■ Dataset rows:

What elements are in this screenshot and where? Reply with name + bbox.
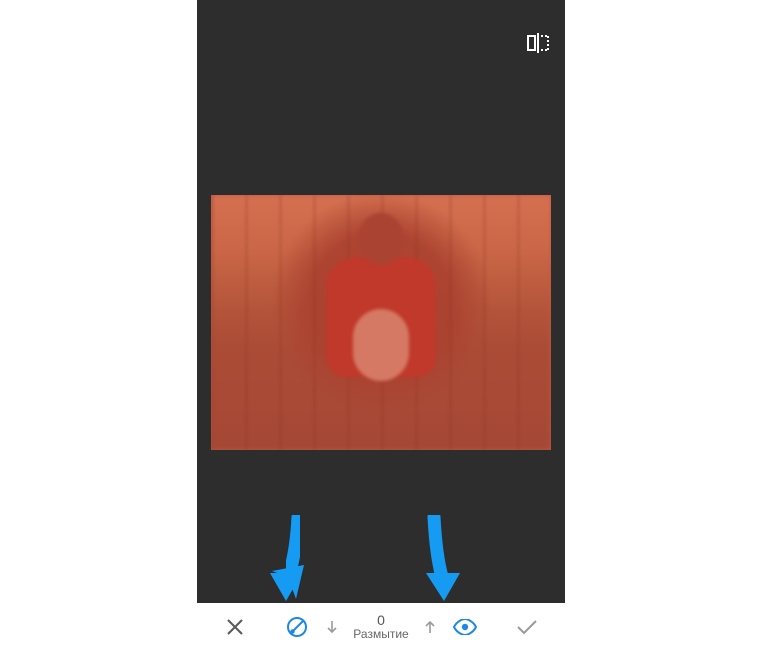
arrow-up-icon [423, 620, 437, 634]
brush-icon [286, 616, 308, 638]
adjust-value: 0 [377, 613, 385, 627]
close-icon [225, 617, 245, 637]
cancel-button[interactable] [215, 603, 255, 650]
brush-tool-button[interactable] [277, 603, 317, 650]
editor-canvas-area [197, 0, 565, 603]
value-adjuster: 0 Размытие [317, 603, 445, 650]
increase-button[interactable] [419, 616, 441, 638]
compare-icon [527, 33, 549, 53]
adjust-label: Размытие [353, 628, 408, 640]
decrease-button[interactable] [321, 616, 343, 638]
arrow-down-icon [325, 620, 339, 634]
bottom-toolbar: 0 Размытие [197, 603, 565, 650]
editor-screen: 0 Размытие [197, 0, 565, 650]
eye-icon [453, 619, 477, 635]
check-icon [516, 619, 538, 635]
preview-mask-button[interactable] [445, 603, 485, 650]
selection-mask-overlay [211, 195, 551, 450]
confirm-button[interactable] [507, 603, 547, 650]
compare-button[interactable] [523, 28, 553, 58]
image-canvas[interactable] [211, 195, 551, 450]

■ The request: Echo the rows above word for word, beginning with the line containing "arrow-up-icon [423, 620, 437, 634]" and continuing through the line containing "compare-icon [527, 33, 549, 53]", both included.

■ Task solution:
arrow-up-icon [423, 620, 437, 634]
brush-icon [286, 616, 308, 638]
adjust-value: 0 [377, 613, 385, 627]
close-icon [225, 617, 245, 637]
cancel-button[interactable] [215, 603, 255, 650]
brush-tool-button[interactable] [277, 603, 317, 650]
editor-canvas-area [197, 0, 565, 603]
value-adjuster: 0 Размытие [317, 603, 445, 650]
increase-button[interactable] [419, 616, 441, 638]
compare-icon [527, 33, 549, 53]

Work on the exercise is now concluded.